Written problem –
Examine the entries and show every line in which the word "JSON" is found.
>> begin Records for this task
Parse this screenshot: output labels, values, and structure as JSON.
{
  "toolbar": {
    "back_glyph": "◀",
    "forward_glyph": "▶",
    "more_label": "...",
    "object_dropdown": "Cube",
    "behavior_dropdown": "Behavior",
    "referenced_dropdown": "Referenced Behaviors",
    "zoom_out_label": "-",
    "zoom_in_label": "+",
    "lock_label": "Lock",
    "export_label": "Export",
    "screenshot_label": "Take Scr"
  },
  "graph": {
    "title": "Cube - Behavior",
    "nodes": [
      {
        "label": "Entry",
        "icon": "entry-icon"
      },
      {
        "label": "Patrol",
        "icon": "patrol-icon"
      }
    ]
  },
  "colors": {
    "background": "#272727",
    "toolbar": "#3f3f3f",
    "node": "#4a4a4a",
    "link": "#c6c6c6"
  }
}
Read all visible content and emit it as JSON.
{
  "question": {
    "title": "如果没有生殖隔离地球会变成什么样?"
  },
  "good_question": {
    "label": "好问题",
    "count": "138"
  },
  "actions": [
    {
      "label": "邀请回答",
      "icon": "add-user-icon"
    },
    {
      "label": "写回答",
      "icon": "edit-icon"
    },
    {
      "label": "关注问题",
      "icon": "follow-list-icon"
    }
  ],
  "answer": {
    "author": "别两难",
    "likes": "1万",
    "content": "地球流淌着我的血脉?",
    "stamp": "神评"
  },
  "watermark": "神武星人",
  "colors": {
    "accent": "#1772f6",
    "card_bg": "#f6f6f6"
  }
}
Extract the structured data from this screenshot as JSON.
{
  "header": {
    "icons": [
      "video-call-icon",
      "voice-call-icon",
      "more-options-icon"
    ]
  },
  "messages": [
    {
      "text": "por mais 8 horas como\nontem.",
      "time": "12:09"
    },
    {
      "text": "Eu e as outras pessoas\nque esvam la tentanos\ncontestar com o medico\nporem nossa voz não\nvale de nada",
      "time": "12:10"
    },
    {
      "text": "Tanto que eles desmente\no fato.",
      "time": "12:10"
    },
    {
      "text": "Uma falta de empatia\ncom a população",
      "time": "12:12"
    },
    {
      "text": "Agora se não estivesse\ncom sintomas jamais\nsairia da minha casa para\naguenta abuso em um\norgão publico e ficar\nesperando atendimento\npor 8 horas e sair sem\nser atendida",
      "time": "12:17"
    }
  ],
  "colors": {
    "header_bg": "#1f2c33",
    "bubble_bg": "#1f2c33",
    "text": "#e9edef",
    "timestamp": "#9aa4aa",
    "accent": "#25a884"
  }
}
>> end Records for this task
Expected output –
Parse this screenshot: output labels, values, and structure as JSON.
Read all visible content and emit it as JSON.
Extract the structured data from this screenshot as JSON.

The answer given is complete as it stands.